**TASK REQUIREMENTS:** Find each line with the word "color" and copy it.

Figure content listings:
■ ■ ■

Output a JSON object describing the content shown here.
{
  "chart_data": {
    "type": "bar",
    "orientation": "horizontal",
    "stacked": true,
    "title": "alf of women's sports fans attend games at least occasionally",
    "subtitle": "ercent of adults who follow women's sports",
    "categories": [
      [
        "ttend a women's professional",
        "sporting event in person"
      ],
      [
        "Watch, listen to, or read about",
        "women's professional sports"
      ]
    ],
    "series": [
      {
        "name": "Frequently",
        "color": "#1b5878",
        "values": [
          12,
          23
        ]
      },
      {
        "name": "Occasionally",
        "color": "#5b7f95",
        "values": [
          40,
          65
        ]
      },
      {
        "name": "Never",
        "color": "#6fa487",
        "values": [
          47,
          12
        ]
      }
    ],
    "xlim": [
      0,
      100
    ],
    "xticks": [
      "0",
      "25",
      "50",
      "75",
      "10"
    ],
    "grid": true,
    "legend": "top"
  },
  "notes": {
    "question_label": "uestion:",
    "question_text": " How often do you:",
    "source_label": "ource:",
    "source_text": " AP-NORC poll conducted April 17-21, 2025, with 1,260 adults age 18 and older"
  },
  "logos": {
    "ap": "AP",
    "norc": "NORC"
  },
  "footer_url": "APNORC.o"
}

■ ■ ■

**ANSWER FOR THE TASK:**
        "color": "#1b5878",
        "color": "#5b7f95",
        "color": "#6fa487",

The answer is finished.